* [Aim]:
Pick out every line of the entries below where "Articles" occurs, and copy those lines.

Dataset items

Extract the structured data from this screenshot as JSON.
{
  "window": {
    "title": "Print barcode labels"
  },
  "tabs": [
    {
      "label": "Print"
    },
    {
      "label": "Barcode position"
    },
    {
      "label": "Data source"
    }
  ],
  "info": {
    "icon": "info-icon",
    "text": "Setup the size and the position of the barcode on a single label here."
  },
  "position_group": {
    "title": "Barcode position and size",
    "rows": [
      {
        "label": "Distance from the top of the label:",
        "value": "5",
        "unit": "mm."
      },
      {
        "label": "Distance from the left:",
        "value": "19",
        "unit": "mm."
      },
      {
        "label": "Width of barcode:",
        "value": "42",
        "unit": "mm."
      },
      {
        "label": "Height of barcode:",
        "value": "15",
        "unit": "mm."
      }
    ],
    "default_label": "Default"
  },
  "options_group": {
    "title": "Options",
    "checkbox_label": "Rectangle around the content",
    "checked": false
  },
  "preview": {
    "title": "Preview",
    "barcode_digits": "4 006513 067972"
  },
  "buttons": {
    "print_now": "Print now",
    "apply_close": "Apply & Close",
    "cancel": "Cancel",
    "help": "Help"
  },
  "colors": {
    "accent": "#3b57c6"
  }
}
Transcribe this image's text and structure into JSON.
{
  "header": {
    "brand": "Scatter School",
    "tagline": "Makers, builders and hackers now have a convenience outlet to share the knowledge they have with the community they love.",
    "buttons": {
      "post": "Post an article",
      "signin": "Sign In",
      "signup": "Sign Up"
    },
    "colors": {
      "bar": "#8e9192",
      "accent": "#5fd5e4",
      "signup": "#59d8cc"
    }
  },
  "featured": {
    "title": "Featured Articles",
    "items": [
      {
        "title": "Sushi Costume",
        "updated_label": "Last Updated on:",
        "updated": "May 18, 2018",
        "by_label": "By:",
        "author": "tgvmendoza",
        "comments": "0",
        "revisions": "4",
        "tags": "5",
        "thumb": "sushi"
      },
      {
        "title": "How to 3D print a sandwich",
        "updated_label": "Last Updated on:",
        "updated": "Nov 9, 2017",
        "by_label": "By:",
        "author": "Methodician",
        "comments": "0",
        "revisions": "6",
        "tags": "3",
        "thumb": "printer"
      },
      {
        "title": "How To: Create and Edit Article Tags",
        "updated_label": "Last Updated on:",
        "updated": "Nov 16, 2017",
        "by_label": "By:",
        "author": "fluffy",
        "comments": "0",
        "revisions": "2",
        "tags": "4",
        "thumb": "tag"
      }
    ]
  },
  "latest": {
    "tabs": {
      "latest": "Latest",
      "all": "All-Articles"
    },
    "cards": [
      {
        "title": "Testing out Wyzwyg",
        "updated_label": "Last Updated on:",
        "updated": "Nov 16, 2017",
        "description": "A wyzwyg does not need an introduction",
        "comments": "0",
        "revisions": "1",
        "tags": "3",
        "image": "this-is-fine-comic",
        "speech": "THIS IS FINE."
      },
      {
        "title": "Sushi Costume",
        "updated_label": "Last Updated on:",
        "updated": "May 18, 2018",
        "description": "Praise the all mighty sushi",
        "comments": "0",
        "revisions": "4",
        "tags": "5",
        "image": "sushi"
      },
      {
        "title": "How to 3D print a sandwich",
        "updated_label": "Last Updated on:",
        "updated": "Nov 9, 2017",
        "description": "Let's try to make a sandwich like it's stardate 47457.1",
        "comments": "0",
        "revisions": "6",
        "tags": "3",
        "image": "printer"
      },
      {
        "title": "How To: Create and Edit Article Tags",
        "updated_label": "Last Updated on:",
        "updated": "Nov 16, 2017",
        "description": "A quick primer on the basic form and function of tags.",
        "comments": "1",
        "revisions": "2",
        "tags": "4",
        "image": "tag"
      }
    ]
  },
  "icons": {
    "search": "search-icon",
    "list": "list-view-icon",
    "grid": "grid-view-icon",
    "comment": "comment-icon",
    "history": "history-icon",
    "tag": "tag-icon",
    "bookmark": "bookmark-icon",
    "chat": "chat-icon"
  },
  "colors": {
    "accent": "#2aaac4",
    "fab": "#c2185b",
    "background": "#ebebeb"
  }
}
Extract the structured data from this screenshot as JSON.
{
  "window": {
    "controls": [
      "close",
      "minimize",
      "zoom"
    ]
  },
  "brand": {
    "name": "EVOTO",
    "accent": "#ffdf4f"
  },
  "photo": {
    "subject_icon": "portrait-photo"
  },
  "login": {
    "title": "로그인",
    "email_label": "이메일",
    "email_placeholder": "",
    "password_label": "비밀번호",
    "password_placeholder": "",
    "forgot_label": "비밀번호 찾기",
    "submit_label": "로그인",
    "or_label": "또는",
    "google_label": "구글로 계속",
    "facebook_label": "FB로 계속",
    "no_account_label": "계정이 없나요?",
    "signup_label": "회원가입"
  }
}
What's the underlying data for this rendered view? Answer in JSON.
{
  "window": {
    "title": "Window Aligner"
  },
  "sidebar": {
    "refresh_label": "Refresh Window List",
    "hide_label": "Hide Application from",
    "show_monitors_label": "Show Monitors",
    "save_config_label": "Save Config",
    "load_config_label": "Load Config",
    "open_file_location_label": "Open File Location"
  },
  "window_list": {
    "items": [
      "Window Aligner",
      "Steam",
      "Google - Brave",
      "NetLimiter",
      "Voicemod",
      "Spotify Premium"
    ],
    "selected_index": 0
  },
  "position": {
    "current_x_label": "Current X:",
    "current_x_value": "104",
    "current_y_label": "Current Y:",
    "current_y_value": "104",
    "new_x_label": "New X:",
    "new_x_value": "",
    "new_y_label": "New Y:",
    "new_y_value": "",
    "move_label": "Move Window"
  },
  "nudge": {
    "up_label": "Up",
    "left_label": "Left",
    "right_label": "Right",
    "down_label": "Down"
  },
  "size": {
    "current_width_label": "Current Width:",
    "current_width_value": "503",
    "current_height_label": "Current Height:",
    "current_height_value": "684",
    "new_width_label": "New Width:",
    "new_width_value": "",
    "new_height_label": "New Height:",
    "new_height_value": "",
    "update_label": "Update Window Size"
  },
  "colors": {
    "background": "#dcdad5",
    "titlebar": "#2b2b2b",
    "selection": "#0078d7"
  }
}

* [Written response]:
    "title": "Featured Articles",
      "all": "All-Articles"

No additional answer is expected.